= What you need to do =
Work out how many lines in the listing below include the word "Period"; answer with the number alone.

>> Start Records to process

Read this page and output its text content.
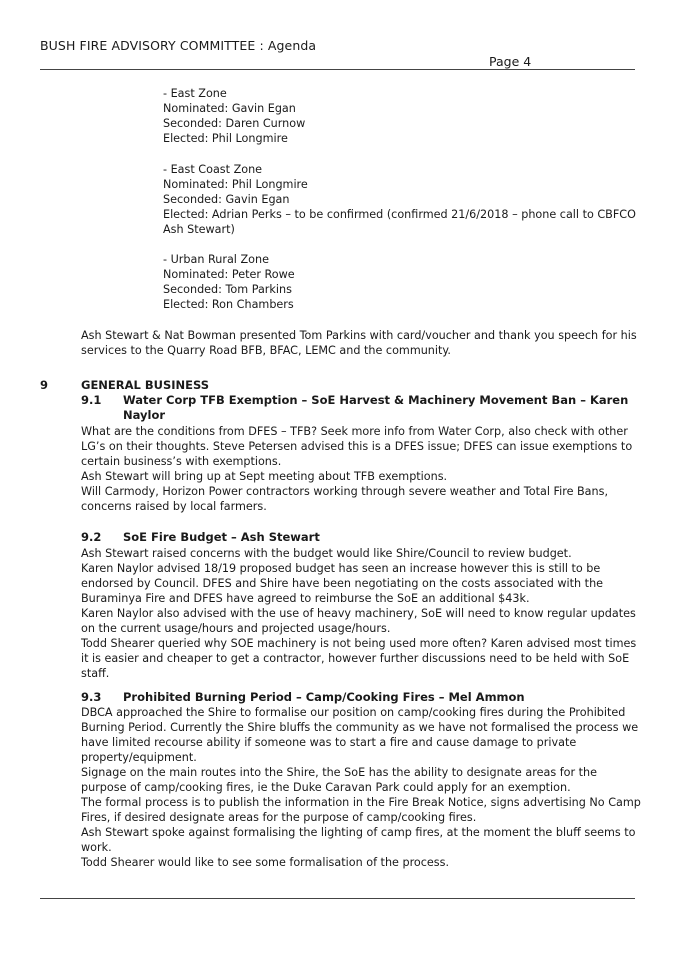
BUSH FIRE ADVISORY COMMITTEE : Agenda
Page 4
- East Zone
Nominated: Gavin Egan
Seconded: Daren Curnow
Elected: Phil Longmire
- East Coast Zone
Nominated: Phil Longmire
Seconded: Gavin Egan
Elected: Adrian Perks – to be confirmed (confirmed 21/6/2018 – phone call to CBFCO
Ash Stewart)
- Urban Rural Zone
Nominated: Peter Rowe
Seconded: Tom Parkins
Elected: Ron Chambers
Ash Stewart & Nat Bowman presented Tom Parkins with card/voucher and thank you speech for his
services to the Quarry Road BFB, BFAC, LEMC and the community.
9	GENERAL BUSINESS
9.1 Water Corp TFB Exemption – SoE Harvest & Machinery Movement Ban – Karen
Naylor
What are the conditions from DFES – TFB? Seek more info from Water Corp, also check with other
LG’s on their thoughts. Steve Petersen advised this is a DFES issue; DFES can issue exemptions to
certain business’s with exemptions.
Ash Stewart will bring up at Sept meeting about TFB exemptions.
Will Carmody, Horizon Power contractors working through severe weather and Total Fire Bans,
concerns raised by local farmers.
9.2 SoE Fire Budget – Ash Stewart
Ash Stewart raised concerns with the budget would like Shire/Council to review budget.
Karen Naylor advised 18/19 proposed budget has seen an increase however this is still to be
endorsed by Council. DFES and Shire have been negotiating on the costs associated with the
Buraminya Fire and DFES have agreed to reimburse the SoE an additional $43k.
Karen Naylor also advised with the use of heavy machinery, SoE will need to know regular updates
on the current usage/hours and projected usage/hours.
Todd Shearer queried why SOE machinery is not being used more often? Karen advised most times
it is easier and cheaper to get a contractor, however further discussions need to be held with SoE
staff.
9.3 Prohibited Burning Period – Camp/Cooking Fires – Mel Ammon
DBCA approached the Shire to formalise our position on camp/cooking fires during the Prohibited
Burning Period. Currently the Shire bluffs the community as we have not formalised the process we
have limited recourse ability if someone was to start a fire and cause damage to private
property/equipment.
Signage on the main routes into the Shire, the SoE has the ability to designate areas for the
purpose of camp/cooking fires, ie the Duke Caravan Park could apply for an exemption.
The formal process is to publish the information in the Fire Break Notice, signs advertising No Camp
Fires, if desired designate areas for the purpose of camp/cooking fires.
Ash Stewart spoke against formalising the lighting of camp fires, at the moment the bluff seems to
work.
Todd Shearer would like to see some formalisation of the process.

>> End Records to process

= Exercise result =
2